DATA EXCERPTS:
■ ■ ■ ■ ■

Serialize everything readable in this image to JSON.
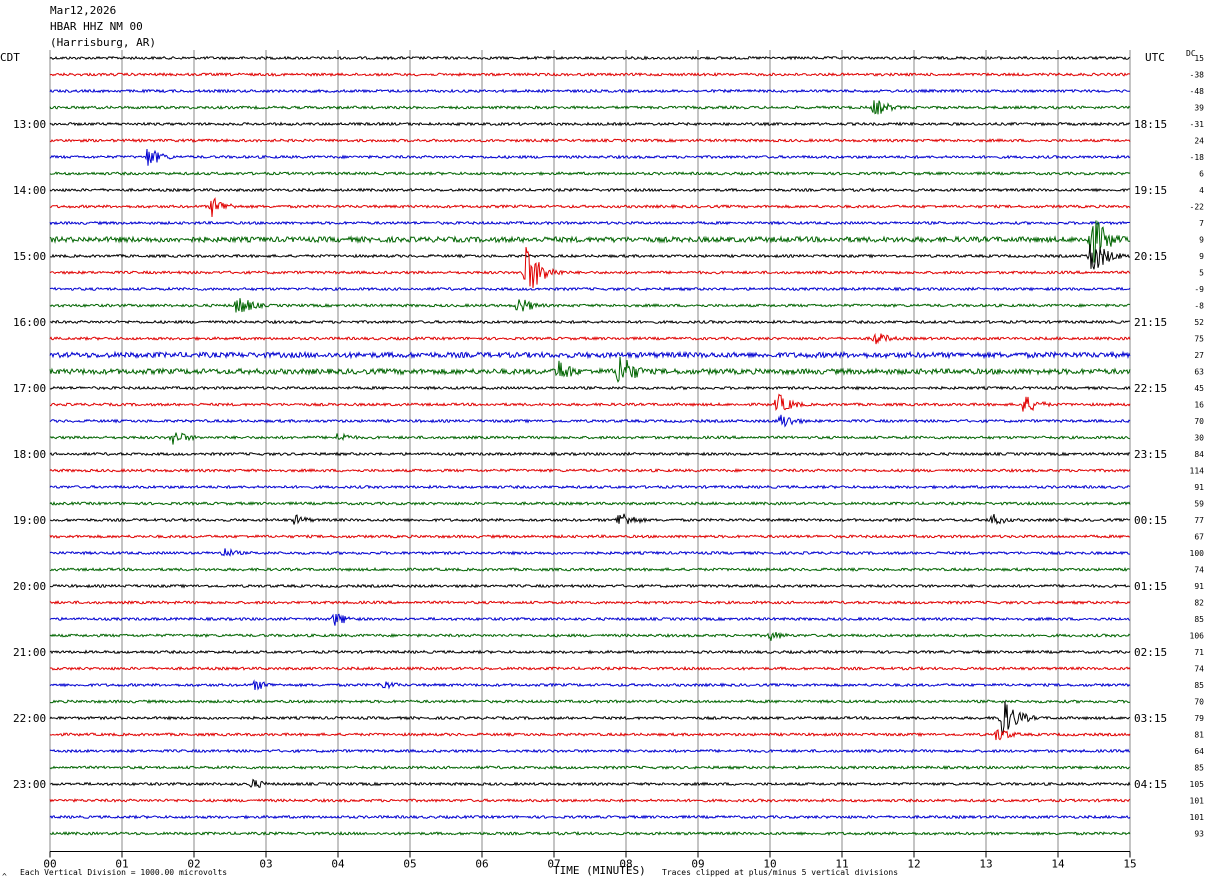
{
  "header": {
    "date": "Mar12,2026",
    "station": "HBAR HHZ NM 00",
    "location": "(Harrisburg, AR)",
    "left_tz": "CDT",
    "right_tz": "UTC",
    "dc_label": "DC"
  },
  "footer": {
    "scale_note": "Each Vertical Division = 1000.00 microvolts",
    "xlabel": "TIME (MINUTES)",
    "clip_note": "Traces clipped at plus/minus 5 vertical divisions",
    "corner_mark": "^"
  },
  "chart_data": {
    "type": "line",
    "title": "HBAR HHZ NM 00",
    "xlabel": "TIME (MINUTES)",
    "xlim": [
      0,
      15
    ],
    "x_ticks": [
      "00",
      "01",
      "02",
      "03",
      "04",
      "05",
      "06",
      "07",
      "08",
      "09",
      "10",
      "11",
      "12",
      "13",
      "14",
      "15"
    ],
    "trace_colors": [
      "#000000",
      "#e00000",
      "#0000d0",
      "#006400"
    ],
    "left_labels": [
      {
        "row": 4,
        "text": "13:00"
      },
      {
        "row": 8,
        "text": "14:00"
      },
      {
        "row": 12,
        "text": "15:00"
      },
      {
        "row": 16,
        "text": "16:00"
      },
      {
        "row": 20,
        "text": "17:00"
      },
      {
        "row": 24,
        "text": "18:00"
      },
      {
        "row": 28,
        "text": "19:00"
      },
      {
        "row": 32,
        "text": "20:00"
      },
      {
        "row": 36,
        "text": "21:00"
      },
      {
        "row": 40,
        "text": "22:00"
      },
      {
        "row": 44,
        "text": "23:00"
      }
    ],
    "right_labels": [
      {
        "row": 4,
        "text": "18:15"
      },
      {
        "row": 8,
        "text": "19:15"
      },
      {
        "row": 12,
        "text": "20:15"
      },
      {
        "row": 16,
        "text": "21:15"
      },
      {
        "row": 20,
        "text": "22:15"
      },
      {
        "row": 24,
        "text": "23:15"
      },
      {
        "row": 28,
        "text": "00:15"
      },
      {
        "row": 32,
        "text": "01:15"
      },
      {
        "row": 36,
        "text": "02:15"
      },
      {
        "row": 40,
        "text": "03:15"
      },
      {
        "row": 44,
        "text": "04:15"
      }
    ],
    "dc_offsets": [
      "15",
      "-38",
      "-48",
      "39",
      "-31",
      "24",
      "-18",
      "6",
      "4",
      "-22",
      "7",
      "9",
      "9",
      "5",
      "-9",
      "-8",
      "52",
      "75",
      "27",
      "63",
      "45",
      "16",
      "70",
      "30",
      "84",
      "114",
      "91",
      "59",
      "77",
      "67",
      "100",
      "74",
      "91",
      "82",
      "85",
      "106",
      "71",
      "74",
      "85",
      "70",
      "79",
      "81",
      "64",
      "85",
      "105",
      "101",
      "101",
      "93"
    ],
    "events": [
      {
        "row": 3,
        "minute": 11.45,
        "amp": 10
      },
      {
        "row": 6,
        "minute": 1.35,
        "amp": 11
      },
      {
        "row": 9,
        "minute": 2.25,
        "amp": 11
      },
      {
        "row": 11,
        "minute": 14.45,
        "amp": 30
      },
      {
        "row": 12,
        "minute": 14.45,
        "amp": 22
      },
      {
        "row": 13,
        "minute": 6.6,
        "amp": 30
      },
      {
        "row": 15,
        "minute": 2.6,
        "amp": 12
      },
      {
        "row": 15,
        "minute": 6.5,
        "amp": 10
      },
      {
        "row": 17,
        "minute": 11.45,
        "amp": 8
      },
      {
        "row": 19,
        "minute": 7.05,
        "amp": 14
      },
      {
        "row": 19,
        "minute": 7.9,
        "amp": 22
      },
      {
        "row": 21,
        "minute": 10.1,
        "amp": 12
      },
      {
        "row": 21,
        "minute": 13.5,
        "amp": 12
      },
      {
        "row": 22,
        "minute": 10.15,
        "amp": 9
      },
      {
        "row": 23,
        "minute": 1.7,
        "amp": 9
      },
      {
        "row": 23,
        "minute": 4.0,
        "amp": 6
      },
      {
        "row": 28,
        "minute": 7.9,
        "amp": 11
      },
      {
        "row": 28,
        "minute": 13.05,
        "amp": 8
      },
      {
        "row": 28,
        "minute": 3.4,
        "amp": 6
      },
      {
        "row": 30,
        "minute": 2.4,
        "amp": 6
      },
      {
        "row": 34,
        "minute": 3.95,
        "amp": 8
      },
      {
        "row": 35,
        "minute": 10.0,
        "amp": 6
      },
      {
        "row": 38,
        "minute": 2.85,
        "amp": 6
      },
      {
        "row": 38,
        "minute": 4.6,
        "amp": 6
      },
      {
        "row": 40,
        "minute": 13.2,
        "amp": 24
      },
      {
        "row": 41,
        "minute": 13.15,
        "amp": 8
      },
      {
        "row": 44,
        "minute": 2.8,
        "amp": 6
      }
    ],
    "noisy_rows": [
      11,
      18,
      19
    ]
  }
}
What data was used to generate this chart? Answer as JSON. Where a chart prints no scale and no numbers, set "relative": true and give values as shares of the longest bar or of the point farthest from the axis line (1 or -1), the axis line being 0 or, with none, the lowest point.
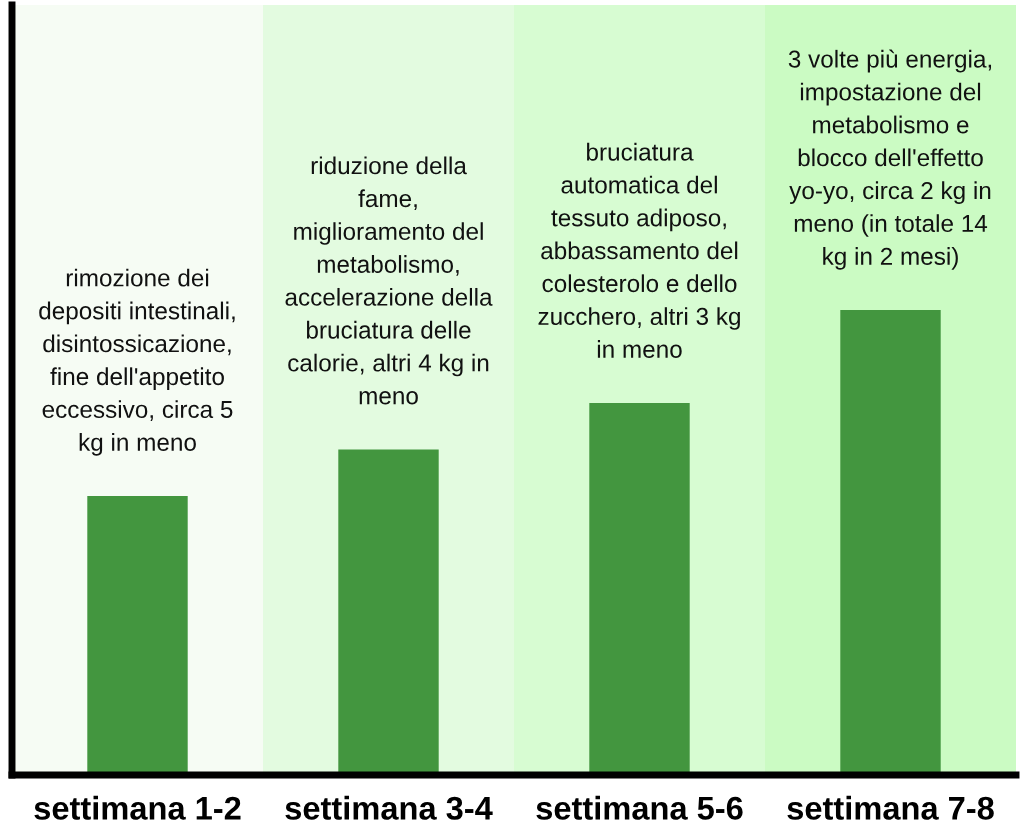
{
  "chart_data": {
    "type": "bar",
    "relative": true,
    "categories": [
      "settimana 1-2",
      "settimana 3-4",
      "settimana 5-6",
      "settimana 7-8"
    ],
    "values": [
      0.6,
      0.7,
      0.8,
      1
    ],
    "color": "#43963f",
    "bands": [
      {
        "axis": "x",
        "from": "settimana 1-2",
        "to": "settimana 1-2",
        "color": "#f6fcf4"
      },
      {
        "axis": "x",
        "from": "settimana 3-4",
        "to": "settimana 3-4",
        "color": "#e3fbe0"
      },
      {
        "axis": "x",
        "from": "settimana 5-6",
        "to": "settimana 5-6",
        "color": "#d7fcd2"
      },
      {
        "axis": "x",
        "from": "settimana 7-8",
        "to": "settimana 7-8",
        "color": "#cbfbc3"
      }
    ],
    "annotations": [
      "rimozione dei\ndepositi intestinali,\ndisintossicazione,\nfine dell'appetito\neccessivo, circa 5\nkg in meno",
      "riduzione della\nfame,\nmiglioramento del\nmetabolismo,\naccelerazione della\nbruciatura delle\ncalorie, altri 4 kg in\nmeno",
      "bruciatura\nautomatica del\ntessuto adiposo,\nabbassamento del\ncolesterolo e dello\nzucchero, altri 3 kg\nin meno",
      "3 volte più energia,\nimpostazione del\nmetabolismo e\nblocco dell'effetto\nyo-yo, circa 2 kg in\nmeno (in totale 14\nkg in 2 mesi)"
    ]
  }
}
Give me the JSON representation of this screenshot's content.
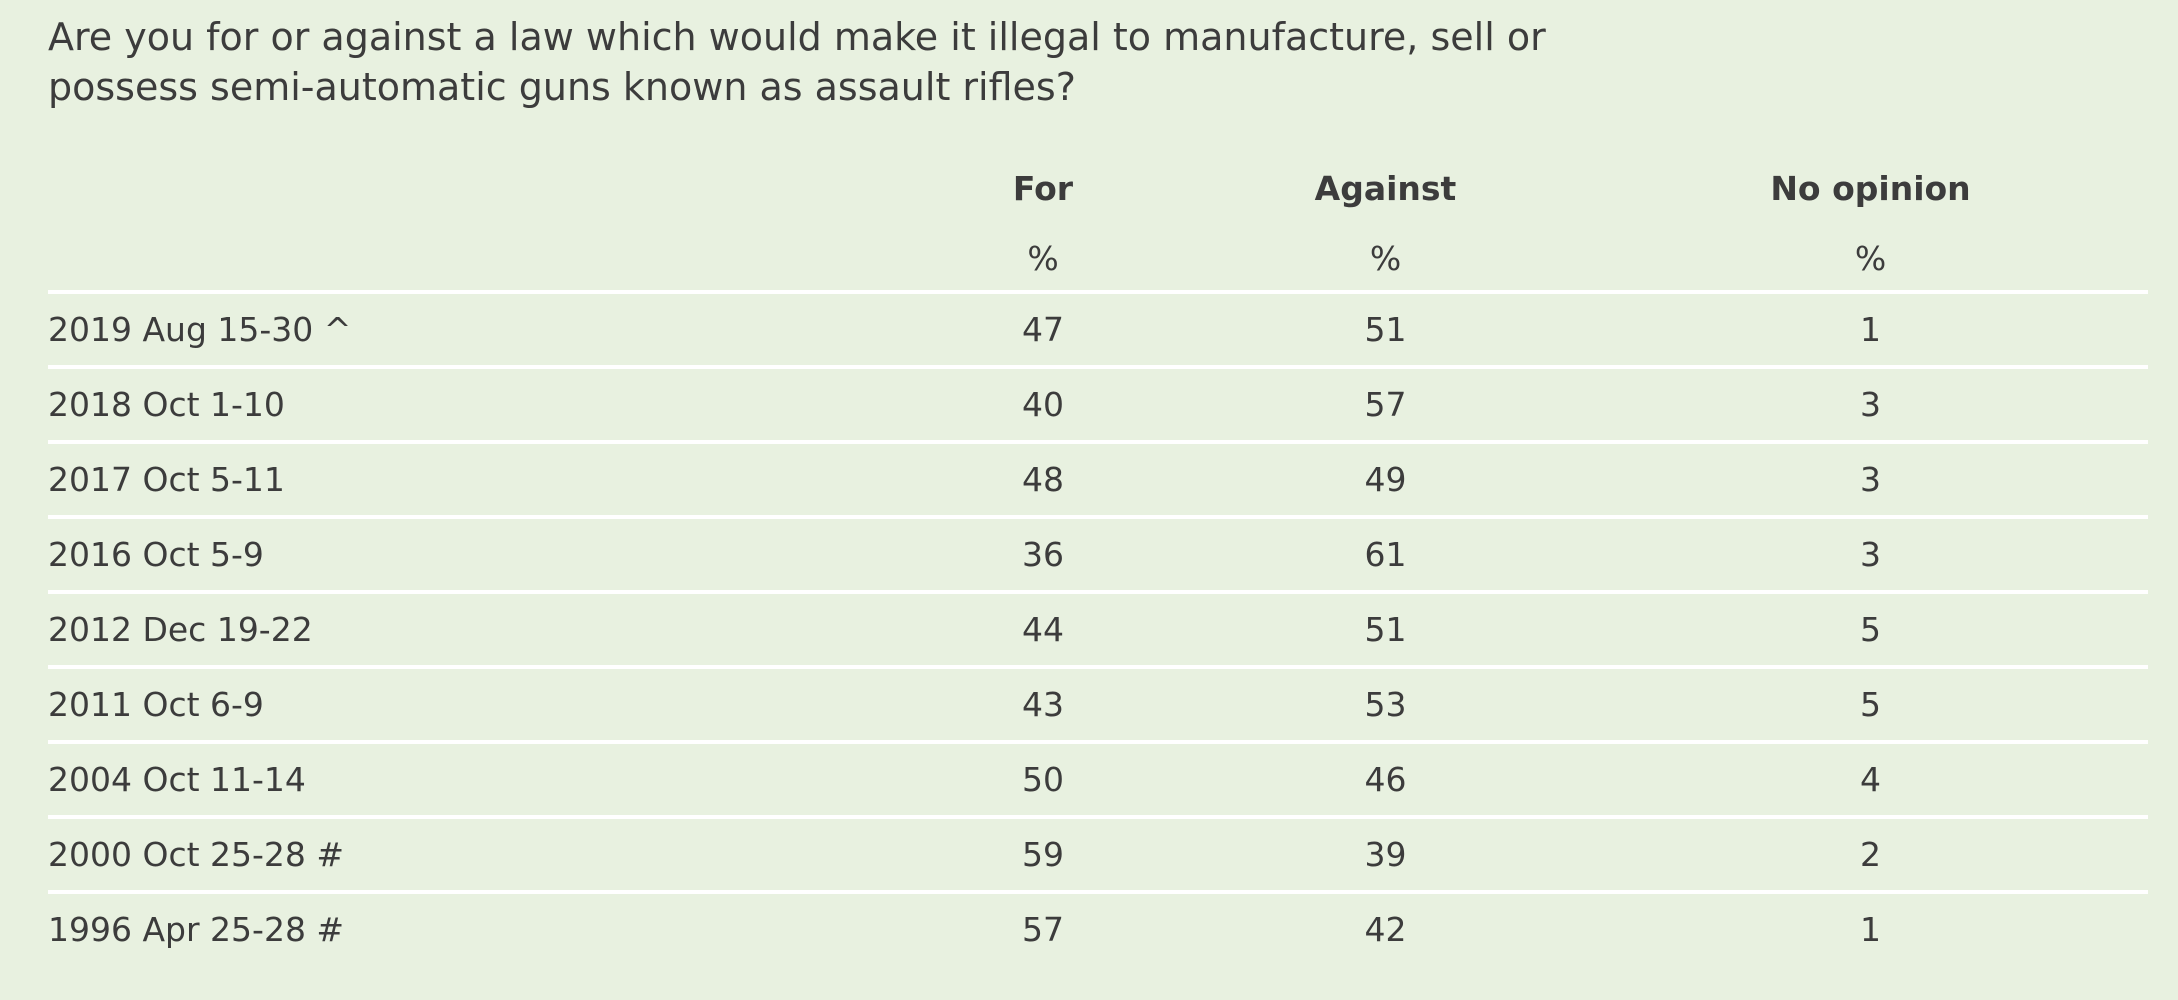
{
  "header": {
    "question": "Are you for or against a law which would make it illegal to manufacture, sell or possess semi-automatic guns known as assault rifles?"
  },
  "table": {
    "columns": [
      "For",
      "Against",
      "No opinion"
    ],
    "units": [
      "%",
      "%",
      "%"
    ]
  },
  "chart_data": {
    "type": "table",
    "title": "Are you for or against a law which would make it illegal to manufacture, sell or possess semi-automatic guns known as assault rifles?",
    "columns": [
      "For",
      "Against",
      "No opinion"
    ],
    "unit": "%",
    "rows": [
      {
        "label": "2019 Aug 15-30 ^",
        "values": [
          "47",
          "51",
          "1"
        ]
      },
      {
        "label": "2018 Oct 1-10",
        "values": [
          "40",
          "57",
          "3"
        ]
      },
      {
        "label": "2017 Oct 5-11",
        "values": [
          "48",
          "49",
          "3"
        ]
      },
      {
        "label": "2016 Oct 5-9",
        "values": [
          "36",
          "61",
          "3"
        ]
      },
      {
        "label": "2012 Dec 19-22",
        "values": [
          "44",
          "51",
          "5"
        ]
      },
      {
        "label": "2011 Oct 6-9",
        "values": [
          "43",
          "53",
          "5"
        ]
      },
      {
        "label": "2004 Oct 11-14",
        "values": [
          "50",
          "46",
          "4"
        ]
      },
      {
        "label": "2000 Oct 25-28 #",
        "values": [
          "59",
          "39",
          "2"
        ]
      },
      {
        "label": "1996 Apr 25-28 #",
        "values": [
          "57",
          "42",
          "1"
        ]
      }
    ]
  }
}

■ ■ ■ ■ ■

SET TASK: Report the count of lines in the entries that contain the string "nmeno", and nothing besides it.

CORRECT RESPONSE: 2